*Exercise requirements:* Render the following material again verbatim, leaving nothing out.

━━━━

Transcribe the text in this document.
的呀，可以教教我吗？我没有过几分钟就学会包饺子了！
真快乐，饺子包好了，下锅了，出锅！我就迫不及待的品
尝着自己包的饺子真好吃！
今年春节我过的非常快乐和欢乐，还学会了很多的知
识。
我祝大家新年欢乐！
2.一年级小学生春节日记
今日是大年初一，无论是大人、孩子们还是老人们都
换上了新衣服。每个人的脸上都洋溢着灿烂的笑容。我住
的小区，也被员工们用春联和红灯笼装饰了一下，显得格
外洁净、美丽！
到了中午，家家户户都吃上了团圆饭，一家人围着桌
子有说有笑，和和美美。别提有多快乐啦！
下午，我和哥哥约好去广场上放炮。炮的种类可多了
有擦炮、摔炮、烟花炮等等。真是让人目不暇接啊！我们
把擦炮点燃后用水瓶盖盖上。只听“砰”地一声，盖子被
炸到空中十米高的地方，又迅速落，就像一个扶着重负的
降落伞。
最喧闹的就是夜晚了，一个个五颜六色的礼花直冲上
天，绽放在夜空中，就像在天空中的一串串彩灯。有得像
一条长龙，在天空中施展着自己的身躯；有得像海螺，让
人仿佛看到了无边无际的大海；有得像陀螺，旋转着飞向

━━━━

*Correct output:*
Transcribe the text in this document.
的呀，可以教教我吗？我没有过几分钟就学会包饺子了！
真快乐，饺子包好了，下锅了，出锅！我就迫不及待的品
尝着自己包的饺子真好吃！
今年春节我过的非常快乐和欢乐，还学会了很多的知
识。
我祝大家新年欢乐！
2.一年级小学生春节日记
今日是大年初一，无论是大人、孩子们还是老人们都
换上了新衣服。每个人的脸上都洋溢着灿烂的笑容。我住
的小区，也被员工们用春联和红灯笼装饰了一下，显得格
外洁净、美丽！
到了中午，家家户户都吃上了团圆饭，一家人围着桌
子有说有笑，和和美美。别提有多快乐啦！
下午，我和哥哥约好去广场上放炮。炮的种类可多了
有擦炮、摔炮、烟花炮等等。真是让人目不暇接啊！我们
把擦炮点燃后用水瓶盖盖上。只听“砰”地一声，盖子被
炸到空中十米高的地方，又迅速落，就像一个扶着重负的
降落伞。
最喧闹的就是夜晚了，一个个五颜六色的礼花直冲上
天，绽放在夜空中，就像在天空中的一串串彩灯。有得像
一条长龙，在天空中施展着自己的身躯；有得像海螺，让
人仿佛看到了无边无际的大海；有得像陀螺，旋转着飞向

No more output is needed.